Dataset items
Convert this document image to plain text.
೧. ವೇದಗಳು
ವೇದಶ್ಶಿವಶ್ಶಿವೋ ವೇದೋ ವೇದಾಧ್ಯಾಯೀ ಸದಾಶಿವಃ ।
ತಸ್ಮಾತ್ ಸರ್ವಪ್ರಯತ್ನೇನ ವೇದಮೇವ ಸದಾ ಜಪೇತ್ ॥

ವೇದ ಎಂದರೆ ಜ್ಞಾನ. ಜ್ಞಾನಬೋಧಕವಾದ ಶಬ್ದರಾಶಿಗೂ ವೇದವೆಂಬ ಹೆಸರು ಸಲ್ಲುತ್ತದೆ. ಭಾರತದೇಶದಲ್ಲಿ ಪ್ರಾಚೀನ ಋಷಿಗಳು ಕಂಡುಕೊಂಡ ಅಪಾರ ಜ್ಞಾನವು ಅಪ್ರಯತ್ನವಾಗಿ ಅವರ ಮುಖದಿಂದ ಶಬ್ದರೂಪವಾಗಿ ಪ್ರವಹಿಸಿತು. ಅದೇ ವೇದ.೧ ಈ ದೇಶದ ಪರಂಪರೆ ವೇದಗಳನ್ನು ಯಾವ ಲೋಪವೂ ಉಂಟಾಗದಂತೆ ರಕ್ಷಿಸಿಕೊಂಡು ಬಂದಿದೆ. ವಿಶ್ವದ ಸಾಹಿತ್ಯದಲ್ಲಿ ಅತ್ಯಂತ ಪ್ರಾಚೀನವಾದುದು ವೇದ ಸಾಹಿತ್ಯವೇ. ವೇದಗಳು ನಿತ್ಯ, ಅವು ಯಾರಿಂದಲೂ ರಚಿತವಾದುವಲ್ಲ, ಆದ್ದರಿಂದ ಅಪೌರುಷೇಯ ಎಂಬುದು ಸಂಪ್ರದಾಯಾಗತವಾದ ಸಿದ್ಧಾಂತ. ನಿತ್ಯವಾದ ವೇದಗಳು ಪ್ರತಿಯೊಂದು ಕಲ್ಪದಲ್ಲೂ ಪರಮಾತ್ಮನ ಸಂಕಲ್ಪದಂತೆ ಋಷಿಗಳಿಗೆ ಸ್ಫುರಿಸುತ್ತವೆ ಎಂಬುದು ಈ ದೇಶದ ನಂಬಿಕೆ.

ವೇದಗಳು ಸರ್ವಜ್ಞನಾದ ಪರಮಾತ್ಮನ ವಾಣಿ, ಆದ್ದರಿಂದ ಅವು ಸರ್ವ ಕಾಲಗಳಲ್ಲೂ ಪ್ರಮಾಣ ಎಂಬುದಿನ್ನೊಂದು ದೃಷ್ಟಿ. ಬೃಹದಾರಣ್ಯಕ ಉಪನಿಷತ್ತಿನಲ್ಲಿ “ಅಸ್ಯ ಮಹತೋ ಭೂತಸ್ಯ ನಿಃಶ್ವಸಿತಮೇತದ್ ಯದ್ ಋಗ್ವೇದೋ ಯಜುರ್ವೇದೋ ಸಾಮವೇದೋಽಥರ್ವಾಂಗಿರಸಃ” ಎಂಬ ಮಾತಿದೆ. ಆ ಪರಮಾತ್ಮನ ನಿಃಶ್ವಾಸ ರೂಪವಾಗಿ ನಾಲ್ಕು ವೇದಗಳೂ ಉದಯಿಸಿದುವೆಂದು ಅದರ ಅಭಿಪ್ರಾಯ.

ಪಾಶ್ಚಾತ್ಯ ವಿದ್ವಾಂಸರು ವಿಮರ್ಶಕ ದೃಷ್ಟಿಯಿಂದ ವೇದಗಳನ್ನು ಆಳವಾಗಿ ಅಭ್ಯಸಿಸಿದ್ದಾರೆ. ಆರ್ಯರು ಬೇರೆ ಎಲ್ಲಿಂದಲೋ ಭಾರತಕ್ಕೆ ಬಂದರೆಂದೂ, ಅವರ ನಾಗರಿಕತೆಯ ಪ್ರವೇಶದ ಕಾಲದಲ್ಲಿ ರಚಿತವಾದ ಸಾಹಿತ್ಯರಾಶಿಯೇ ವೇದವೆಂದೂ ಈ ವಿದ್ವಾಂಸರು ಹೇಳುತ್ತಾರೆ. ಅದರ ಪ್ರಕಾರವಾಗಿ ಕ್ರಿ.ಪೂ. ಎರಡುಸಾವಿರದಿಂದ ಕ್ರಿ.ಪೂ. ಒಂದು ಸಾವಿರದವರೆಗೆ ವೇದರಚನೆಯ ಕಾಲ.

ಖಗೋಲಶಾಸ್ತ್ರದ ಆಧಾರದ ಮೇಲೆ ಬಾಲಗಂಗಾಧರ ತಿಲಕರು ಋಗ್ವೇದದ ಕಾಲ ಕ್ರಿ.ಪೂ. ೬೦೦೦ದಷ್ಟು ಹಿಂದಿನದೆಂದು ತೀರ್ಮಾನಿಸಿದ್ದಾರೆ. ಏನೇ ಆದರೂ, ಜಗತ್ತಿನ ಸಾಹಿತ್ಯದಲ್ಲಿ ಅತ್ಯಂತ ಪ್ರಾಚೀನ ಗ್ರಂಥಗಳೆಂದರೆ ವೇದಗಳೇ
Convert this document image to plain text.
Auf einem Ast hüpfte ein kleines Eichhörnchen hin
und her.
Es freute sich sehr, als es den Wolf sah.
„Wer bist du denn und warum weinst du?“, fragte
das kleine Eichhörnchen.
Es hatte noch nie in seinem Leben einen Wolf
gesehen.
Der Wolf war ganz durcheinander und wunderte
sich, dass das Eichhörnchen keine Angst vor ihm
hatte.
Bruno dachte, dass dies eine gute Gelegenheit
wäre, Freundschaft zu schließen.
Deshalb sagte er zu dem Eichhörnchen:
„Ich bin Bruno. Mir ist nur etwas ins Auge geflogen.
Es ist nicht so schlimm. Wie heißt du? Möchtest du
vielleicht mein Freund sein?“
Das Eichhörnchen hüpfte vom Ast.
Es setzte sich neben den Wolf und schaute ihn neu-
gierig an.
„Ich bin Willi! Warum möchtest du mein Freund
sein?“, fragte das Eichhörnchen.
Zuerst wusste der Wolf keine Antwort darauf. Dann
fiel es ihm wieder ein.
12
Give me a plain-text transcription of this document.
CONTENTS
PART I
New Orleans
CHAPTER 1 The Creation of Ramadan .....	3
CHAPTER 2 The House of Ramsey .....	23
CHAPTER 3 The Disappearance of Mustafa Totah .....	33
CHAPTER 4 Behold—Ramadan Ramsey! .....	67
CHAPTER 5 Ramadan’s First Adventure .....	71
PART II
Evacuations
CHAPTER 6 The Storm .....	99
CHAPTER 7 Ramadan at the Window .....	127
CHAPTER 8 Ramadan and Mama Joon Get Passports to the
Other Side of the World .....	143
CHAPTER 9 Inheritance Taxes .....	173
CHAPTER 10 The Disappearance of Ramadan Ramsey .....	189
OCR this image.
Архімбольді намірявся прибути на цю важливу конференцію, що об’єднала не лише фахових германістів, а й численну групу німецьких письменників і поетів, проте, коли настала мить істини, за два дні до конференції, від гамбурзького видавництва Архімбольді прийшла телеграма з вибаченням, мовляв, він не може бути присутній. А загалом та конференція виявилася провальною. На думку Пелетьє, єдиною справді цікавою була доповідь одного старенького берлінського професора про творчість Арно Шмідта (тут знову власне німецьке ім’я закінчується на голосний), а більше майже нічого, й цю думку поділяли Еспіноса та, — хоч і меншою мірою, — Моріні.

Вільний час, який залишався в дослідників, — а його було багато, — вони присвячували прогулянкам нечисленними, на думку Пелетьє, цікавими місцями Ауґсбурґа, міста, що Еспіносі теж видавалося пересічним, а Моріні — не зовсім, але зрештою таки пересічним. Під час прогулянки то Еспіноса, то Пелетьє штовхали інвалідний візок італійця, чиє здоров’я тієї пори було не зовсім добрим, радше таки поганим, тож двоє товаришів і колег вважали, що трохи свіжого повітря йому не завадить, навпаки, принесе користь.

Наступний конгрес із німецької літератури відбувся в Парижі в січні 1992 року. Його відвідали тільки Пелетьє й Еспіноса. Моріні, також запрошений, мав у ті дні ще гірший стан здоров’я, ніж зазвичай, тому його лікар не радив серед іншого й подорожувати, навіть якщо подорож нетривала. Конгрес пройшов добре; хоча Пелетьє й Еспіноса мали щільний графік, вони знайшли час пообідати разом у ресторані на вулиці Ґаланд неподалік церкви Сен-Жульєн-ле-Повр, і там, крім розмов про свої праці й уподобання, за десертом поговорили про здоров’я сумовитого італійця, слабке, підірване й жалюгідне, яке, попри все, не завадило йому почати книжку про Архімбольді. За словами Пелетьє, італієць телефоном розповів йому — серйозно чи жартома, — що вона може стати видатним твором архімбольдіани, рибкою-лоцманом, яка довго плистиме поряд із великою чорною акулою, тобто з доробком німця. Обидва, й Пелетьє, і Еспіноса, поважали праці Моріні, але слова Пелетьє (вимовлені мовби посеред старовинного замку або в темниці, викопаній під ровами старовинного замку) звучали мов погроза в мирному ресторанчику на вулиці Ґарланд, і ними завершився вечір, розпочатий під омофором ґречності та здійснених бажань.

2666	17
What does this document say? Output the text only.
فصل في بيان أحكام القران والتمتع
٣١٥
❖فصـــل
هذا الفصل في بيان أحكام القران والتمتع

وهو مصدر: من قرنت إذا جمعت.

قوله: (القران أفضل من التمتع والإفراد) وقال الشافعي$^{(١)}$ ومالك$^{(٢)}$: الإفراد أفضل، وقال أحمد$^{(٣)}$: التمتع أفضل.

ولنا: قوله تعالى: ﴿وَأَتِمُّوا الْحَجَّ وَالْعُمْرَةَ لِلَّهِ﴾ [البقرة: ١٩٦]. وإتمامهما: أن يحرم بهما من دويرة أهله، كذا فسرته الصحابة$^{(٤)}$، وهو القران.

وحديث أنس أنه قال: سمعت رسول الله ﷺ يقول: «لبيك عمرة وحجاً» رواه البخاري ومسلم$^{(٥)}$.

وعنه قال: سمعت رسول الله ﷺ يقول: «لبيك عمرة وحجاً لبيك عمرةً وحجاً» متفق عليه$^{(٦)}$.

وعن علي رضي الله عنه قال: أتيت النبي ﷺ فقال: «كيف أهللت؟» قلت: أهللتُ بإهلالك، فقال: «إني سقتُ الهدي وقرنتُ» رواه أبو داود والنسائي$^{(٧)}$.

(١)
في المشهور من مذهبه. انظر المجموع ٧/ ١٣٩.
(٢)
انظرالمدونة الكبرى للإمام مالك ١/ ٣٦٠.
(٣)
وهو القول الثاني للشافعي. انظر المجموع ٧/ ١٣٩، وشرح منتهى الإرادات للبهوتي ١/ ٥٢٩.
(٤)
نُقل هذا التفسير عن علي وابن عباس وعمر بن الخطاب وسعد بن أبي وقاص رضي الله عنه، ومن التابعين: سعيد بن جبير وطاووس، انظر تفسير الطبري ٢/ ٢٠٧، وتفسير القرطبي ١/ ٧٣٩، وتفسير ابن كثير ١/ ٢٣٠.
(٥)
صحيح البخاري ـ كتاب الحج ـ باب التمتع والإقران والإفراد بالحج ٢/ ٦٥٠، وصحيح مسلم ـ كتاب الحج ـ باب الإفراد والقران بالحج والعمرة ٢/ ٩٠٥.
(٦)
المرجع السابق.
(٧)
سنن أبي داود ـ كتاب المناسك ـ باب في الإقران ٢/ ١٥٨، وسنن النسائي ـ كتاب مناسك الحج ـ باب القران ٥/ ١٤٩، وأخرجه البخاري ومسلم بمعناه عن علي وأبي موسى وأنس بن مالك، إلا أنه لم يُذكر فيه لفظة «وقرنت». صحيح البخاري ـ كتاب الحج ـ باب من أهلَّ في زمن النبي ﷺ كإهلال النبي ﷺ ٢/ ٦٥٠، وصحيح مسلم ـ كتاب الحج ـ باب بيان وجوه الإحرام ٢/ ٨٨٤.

## [Aim of the task]
Show each line holding the word "وقرنت".

## [Response to this exercise]
وعن علي رضي الله عنه قال: أتيت النبي ﷺ فقال: «كيف أهللت؟» قلت: أهللتُ بإهلالك، فقال: «إني سقتُ الهدي وقرنتُ» رواه أبو داود والنسائي$^{(٧)}$.
سنن أبي داود ـ كتاب المناسك ـ باب في الإقران ٢/ ١٥٨، وسنن النسائي ـ كتاب مناسك الحج ـ باب القران ٥/ ١٤٩، وأخرجه البخاري ومسلم بمعناه عن علي وأبي موسى وأنس بن مالك، إلا أنه لم يُذكر فيه لفظة «وقرنت». صحيح البخاري ـ كتاب الحج ـ باب من أهلَّ في زمن النبي ﷺ كإهلال النبي ﷺ ٢/ ٦٥٠، وصحيح مسلم ـ كتاب الحج ـ باب بيان وجوه الإحرام ٢/ ٨٨٤.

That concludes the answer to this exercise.